TASK PROMPT:
A line counts if it contains the word "nEquator" at least once. State how many such lines the records contain, giving the number alone.

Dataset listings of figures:
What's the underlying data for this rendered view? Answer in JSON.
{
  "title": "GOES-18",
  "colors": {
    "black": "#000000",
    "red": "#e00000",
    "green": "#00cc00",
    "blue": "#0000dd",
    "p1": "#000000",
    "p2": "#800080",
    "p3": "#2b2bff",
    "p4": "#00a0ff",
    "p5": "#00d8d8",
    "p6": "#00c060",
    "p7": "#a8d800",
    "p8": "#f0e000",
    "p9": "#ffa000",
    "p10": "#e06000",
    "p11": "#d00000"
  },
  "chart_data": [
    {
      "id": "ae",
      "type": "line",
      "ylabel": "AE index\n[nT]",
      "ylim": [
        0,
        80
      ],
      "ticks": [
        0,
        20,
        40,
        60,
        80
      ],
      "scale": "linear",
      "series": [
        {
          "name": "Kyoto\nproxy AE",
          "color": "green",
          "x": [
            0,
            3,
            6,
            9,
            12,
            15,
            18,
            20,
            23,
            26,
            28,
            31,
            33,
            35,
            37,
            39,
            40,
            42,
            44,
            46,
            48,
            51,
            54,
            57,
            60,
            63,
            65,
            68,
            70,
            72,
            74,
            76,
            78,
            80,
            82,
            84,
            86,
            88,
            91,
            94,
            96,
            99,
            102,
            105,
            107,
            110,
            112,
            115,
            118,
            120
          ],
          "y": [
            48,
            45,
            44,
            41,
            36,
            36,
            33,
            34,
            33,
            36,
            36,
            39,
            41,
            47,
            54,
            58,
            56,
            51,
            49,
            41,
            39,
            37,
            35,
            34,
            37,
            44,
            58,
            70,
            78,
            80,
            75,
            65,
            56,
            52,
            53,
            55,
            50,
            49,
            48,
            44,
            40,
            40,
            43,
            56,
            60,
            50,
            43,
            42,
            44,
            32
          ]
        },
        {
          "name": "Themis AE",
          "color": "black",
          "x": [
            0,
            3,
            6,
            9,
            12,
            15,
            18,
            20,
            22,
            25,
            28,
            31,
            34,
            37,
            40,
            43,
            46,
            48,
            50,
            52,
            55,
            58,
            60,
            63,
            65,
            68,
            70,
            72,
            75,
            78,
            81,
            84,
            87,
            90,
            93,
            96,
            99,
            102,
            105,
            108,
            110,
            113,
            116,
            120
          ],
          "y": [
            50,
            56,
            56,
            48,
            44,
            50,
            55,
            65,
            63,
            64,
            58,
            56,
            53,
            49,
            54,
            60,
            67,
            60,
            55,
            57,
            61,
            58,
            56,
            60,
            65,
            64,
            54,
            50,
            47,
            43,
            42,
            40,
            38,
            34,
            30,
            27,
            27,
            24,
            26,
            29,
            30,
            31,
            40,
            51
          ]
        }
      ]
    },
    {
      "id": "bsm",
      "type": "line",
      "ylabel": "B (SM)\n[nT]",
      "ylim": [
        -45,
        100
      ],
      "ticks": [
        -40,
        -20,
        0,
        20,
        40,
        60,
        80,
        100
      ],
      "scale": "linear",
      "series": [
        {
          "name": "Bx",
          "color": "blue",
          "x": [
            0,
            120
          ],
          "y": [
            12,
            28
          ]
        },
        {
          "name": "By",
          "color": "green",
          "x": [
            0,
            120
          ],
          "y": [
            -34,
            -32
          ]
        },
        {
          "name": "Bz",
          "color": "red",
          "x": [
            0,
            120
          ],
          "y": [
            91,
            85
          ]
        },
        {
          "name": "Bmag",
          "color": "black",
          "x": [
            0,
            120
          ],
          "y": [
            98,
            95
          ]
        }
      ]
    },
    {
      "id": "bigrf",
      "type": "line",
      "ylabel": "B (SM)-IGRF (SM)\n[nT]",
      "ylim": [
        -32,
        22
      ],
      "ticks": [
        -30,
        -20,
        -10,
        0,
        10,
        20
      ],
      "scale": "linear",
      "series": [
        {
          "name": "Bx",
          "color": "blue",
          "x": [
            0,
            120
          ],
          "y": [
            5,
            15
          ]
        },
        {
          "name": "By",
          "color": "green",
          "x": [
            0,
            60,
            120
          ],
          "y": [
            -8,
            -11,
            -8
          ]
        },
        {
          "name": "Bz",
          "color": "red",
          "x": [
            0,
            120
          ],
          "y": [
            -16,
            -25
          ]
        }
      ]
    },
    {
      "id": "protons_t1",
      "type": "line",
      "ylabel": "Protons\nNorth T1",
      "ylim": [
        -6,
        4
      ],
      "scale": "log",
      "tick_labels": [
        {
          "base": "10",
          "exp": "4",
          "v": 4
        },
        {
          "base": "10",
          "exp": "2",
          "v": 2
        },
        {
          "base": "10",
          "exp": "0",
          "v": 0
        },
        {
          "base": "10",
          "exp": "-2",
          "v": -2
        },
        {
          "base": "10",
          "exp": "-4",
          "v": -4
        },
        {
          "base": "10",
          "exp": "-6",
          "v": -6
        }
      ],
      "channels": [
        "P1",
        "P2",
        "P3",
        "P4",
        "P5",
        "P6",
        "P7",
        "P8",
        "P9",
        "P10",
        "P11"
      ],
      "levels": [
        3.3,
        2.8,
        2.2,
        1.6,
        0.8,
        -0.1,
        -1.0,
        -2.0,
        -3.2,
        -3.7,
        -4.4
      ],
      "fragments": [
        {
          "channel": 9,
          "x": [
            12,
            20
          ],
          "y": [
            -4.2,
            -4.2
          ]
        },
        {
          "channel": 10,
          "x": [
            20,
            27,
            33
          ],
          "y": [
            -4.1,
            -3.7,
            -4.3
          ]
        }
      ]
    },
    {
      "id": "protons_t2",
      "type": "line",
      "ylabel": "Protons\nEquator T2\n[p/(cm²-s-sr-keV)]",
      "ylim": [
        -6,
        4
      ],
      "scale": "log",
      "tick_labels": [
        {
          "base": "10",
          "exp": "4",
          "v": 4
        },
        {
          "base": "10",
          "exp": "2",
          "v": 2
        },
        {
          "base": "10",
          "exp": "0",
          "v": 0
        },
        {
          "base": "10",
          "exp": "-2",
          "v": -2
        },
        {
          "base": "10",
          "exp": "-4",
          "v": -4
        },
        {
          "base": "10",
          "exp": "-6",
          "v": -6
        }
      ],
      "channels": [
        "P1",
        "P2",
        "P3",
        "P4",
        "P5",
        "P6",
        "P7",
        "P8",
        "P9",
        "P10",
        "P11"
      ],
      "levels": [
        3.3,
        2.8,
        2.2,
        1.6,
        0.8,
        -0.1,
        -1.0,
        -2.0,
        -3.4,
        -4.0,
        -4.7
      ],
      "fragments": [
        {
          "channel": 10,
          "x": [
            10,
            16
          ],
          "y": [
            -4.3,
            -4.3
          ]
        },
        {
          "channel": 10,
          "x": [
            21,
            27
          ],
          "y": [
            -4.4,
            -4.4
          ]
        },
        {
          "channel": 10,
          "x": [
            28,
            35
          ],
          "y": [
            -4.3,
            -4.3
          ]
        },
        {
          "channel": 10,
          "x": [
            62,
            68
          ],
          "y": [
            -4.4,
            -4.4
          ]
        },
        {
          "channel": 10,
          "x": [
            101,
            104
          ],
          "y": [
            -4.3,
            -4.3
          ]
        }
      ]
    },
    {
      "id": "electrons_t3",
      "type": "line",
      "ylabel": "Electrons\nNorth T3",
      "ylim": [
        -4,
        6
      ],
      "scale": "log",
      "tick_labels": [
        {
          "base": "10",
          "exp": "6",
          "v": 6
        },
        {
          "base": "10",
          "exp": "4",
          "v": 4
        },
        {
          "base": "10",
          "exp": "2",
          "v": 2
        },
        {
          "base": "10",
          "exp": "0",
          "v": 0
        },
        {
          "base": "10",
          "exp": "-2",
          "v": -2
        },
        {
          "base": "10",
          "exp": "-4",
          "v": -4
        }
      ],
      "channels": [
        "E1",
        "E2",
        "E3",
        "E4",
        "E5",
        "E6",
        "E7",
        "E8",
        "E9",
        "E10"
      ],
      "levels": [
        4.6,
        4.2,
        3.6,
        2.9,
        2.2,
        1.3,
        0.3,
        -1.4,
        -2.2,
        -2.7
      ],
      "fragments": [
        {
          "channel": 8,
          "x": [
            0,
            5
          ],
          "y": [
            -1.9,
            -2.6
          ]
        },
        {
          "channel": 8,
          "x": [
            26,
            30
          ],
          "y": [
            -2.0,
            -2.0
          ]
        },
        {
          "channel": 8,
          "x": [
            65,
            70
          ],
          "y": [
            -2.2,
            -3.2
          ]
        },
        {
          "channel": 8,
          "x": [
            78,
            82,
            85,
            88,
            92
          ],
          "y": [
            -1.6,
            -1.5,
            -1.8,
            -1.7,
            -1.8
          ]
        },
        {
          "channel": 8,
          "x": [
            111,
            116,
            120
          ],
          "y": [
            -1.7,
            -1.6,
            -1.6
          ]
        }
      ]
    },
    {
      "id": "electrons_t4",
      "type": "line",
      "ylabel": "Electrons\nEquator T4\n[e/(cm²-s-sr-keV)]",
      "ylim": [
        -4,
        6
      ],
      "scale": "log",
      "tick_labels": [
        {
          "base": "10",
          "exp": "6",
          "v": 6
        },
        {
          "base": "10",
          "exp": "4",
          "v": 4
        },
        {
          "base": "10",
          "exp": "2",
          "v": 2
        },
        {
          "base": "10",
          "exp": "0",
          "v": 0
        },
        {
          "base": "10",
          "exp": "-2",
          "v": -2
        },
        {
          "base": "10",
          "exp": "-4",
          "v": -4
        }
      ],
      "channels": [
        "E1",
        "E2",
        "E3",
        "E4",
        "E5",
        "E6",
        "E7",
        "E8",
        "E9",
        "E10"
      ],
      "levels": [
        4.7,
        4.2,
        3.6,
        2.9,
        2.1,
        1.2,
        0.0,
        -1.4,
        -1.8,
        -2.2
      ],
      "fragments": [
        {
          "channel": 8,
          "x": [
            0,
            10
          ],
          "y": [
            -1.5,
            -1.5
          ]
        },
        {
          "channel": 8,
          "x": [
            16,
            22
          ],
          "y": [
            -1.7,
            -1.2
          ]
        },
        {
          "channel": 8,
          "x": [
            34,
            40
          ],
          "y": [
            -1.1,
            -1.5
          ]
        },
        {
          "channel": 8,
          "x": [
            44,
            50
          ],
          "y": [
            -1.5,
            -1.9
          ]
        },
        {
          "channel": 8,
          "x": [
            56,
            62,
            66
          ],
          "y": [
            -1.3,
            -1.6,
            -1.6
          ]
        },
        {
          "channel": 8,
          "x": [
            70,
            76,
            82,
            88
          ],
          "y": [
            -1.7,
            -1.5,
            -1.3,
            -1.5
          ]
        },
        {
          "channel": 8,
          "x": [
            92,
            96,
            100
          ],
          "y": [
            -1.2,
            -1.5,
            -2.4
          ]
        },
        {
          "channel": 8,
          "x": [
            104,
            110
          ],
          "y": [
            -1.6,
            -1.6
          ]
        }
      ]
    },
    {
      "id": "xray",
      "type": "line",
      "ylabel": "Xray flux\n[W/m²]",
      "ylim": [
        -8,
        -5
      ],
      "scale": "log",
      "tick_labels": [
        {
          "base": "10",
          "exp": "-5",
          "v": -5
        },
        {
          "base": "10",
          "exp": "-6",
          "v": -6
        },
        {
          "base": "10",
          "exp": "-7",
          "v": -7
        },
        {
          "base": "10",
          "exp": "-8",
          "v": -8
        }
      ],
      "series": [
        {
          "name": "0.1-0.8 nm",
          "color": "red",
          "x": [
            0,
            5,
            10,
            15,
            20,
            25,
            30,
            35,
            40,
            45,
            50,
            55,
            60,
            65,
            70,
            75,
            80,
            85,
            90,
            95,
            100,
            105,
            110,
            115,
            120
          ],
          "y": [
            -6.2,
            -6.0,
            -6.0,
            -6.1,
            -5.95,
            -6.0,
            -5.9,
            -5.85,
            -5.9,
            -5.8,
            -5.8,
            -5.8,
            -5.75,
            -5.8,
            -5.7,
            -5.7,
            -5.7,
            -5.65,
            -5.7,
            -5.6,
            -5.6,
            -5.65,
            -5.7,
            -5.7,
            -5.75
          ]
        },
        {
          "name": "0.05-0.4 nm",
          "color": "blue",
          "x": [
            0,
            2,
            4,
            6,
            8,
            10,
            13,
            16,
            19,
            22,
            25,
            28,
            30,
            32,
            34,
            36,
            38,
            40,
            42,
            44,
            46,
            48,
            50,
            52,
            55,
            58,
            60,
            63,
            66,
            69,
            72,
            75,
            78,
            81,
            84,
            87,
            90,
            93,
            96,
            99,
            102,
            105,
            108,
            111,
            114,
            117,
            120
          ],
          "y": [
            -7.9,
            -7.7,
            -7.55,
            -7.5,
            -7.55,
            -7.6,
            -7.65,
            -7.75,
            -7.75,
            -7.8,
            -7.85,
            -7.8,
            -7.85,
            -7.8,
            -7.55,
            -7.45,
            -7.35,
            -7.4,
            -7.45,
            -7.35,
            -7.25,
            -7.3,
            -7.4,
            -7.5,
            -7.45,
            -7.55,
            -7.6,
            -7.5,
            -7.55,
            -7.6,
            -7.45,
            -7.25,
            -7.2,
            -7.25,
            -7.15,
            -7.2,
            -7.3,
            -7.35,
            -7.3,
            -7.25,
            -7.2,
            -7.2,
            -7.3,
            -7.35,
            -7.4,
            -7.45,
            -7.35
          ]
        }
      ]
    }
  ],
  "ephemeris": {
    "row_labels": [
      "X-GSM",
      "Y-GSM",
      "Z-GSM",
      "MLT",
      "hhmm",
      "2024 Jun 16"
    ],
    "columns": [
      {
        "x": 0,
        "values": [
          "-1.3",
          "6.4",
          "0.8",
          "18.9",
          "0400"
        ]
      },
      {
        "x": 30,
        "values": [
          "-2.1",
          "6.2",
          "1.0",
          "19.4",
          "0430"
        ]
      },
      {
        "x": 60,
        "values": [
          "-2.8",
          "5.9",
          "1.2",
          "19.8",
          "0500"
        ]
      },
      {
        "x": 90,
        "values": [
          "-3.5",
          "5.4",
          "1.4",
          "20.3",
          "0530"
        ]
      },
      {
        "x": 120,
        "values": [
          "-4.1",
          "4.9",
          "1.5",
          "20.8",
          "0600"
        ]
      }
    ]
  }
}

==

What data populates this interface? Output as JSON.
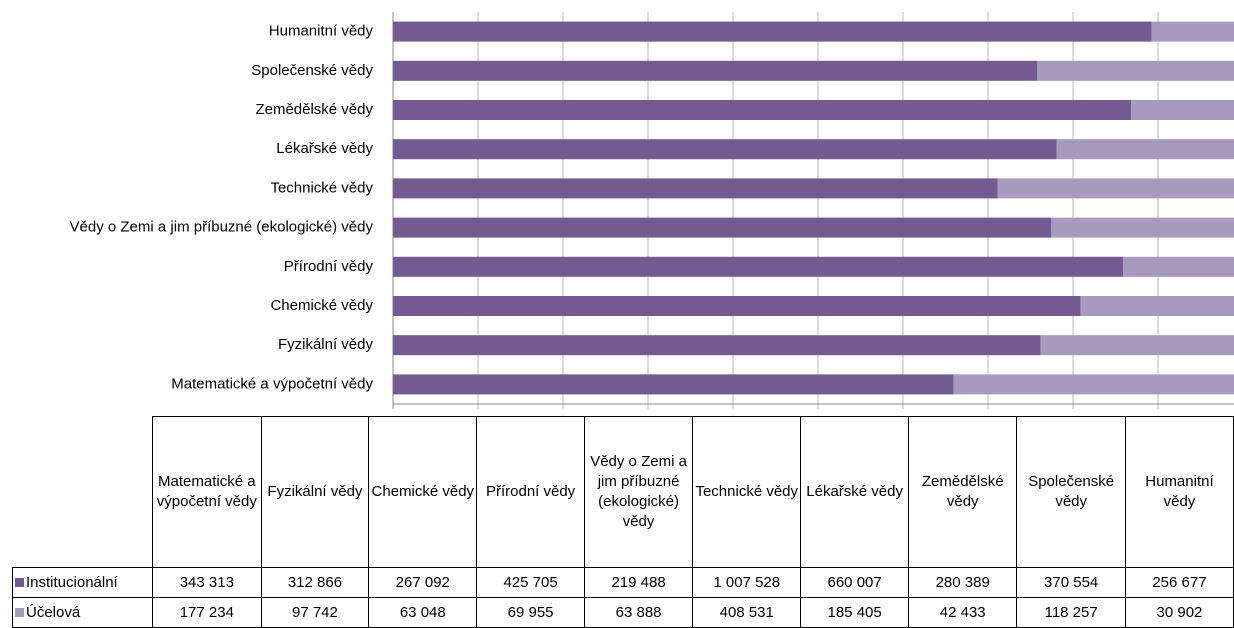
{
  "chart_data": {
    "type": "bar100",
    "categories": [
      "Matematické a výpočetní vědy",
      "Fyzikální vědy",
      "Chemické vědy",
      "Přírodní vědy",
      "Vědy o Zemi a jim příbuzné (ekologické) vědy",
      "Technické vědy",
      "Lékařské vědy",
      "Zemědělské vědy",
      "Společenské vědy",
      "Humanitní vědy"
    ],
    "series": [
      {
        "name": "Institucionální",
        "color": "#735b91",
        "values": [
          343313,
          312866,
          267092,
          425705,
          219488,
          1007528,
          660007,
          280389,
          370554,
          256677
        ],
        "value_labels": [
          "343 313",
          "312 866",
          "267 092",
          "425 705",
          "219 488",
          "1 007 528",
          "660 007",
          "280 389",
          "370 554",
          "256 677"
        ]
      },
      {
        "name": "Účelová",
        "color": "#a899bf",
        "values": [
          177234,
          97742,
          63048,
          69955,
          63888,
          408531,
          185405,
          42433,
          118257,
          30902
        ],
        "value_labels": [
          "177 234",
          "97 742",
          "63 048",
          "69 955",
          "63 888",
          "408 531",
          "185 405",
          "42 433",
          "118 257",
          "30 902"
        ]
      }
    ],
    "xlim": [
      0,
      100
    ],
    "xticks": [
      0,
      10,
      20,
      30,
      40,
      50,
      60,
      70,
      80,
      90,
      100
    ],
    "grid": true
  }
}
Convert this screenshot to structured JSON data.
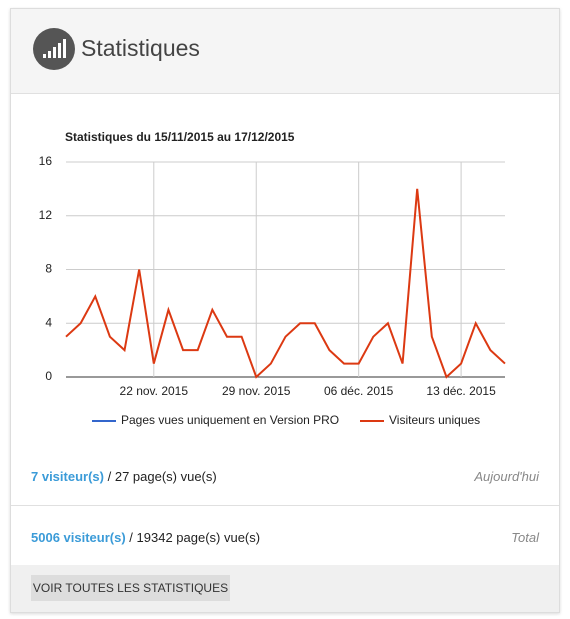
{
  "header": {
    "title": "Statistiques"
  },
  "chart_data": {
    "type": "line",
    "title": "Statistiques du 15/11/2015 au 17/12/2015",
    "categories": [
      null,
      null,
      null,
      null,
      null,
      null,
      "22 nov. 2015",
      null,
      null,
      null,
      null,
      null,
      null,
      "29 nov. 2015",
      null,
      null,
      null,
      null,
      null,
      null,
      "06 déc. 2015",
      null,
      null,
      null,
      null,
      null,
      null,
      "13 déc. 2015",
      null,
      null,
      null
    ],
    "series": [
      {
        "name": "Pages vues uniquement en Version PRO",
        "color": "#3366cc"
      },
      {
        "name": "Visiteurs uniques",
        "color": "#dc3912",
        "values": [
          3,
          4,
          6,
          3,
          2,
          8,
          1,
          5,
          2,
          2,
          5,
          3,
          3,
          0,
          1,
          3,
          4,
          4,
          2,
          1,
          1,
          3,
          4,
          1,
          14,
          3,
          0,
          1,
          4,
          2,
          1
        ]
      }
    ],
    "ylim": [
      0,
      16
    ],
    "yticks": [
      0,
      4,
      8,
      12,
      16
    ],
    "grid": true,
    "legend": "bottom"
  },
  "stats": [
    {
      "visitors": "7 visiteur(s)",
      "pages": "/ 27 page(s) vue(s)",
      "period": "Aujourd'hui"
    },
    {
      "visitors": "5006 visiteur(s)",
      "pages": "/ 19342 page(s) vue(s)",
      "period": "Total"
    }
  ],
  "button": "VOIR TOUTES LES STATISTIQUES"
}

==

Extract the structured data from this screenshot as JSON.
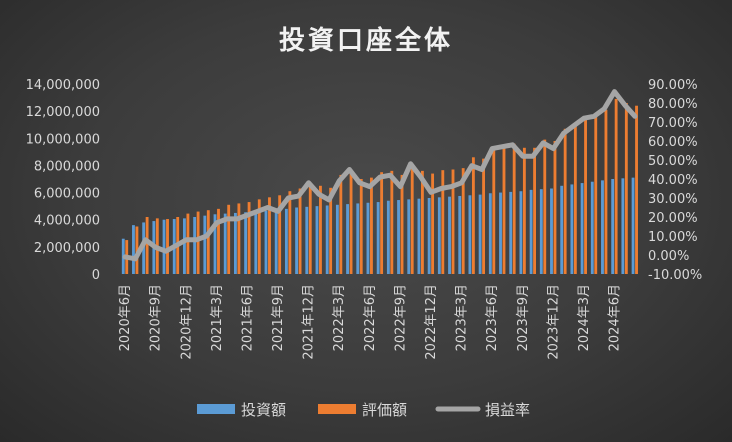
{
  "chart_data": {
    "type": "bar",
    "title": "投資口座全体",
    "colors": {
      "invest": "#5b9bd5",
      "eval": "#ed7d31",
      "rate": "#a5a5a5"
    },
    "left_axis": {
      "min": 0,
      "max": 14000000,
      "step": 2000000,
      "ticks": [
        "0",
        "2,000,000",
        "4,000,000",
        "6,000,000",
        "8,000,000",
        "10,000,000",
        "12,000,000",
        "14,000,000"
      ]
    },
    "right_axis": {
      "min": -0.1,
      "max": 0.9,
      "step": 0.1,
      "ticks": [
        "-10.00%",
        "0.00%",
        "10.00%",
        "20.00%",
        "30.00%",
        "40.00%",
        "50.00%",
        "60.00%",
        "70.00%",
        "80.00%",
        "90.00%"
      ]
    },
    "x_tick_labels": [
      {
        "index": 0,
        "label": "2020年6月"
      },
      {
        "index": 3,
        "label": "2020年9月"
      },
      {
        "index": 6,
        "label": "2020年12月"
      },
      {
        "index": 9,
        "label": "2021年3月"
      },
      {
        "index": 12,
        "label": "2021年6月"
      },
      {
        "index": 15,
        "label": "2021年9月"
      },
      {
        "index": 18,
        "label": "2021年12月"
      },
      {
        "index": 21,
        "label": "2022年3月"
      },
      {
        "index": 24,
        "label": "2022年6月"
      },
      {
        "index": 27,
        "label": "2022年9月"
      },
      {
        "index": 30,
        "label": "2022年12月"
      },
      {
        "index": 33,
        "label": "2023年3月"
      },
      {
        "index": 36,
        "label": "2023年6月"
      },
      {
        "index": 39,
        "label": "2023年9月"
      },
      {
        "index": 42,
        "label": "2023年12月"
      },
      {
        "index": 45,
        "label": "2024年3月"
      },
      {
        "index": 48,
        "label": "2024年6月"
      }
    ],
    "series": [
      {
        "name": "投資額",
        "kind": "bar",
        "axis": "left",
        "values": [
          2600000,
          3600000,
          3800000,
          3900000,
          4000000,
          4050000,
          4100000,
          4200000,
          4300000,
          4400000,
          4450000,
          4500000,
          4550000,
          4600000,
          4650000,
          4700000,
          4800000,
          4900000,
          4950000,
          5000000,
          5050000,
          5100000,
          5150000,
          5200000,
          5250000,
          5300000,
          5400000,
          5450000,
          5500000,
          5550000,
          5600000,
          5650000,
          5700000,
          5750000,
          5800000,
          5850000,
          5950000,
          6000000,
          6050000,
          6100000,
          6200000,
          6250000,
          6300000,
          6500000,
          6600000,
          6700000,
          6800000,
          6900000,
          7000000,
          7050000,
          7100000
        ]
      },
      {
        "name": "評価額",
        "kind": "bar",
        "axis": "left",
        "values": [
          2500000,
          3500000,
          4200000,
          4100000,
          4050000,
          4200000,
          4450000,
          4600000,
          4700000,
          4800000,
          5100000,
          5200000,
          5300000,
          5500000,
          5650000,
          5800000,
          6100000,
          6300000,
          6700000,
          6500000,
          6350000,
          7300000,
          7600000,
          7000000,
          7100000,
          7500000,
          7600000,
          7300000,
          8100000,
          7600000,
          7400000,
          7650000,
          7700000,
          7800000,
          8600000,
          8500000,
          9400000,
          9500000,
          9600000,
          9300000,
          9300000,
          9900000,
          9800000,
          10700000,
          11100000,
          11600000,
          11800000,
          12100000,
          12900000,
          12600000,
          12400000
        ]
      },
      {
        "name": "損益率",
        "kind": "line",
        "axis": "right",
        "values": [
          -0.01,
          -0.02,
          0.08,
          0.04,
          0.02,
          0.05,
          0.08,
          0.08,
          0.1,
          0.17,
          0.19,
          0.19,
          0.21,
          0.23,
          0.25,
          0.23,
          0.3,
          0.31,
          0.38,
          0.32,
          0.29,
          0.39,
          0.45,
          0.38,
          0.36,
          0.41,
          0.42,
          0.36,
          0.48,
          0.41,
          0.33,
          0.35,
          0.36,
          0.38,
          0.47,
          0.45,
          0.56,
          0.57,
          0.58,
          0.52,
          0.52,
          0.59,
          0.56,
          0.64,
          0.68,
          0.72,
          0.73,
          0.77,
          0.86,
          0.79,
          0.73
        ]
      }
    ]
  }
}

RIGHT ANSWER:
2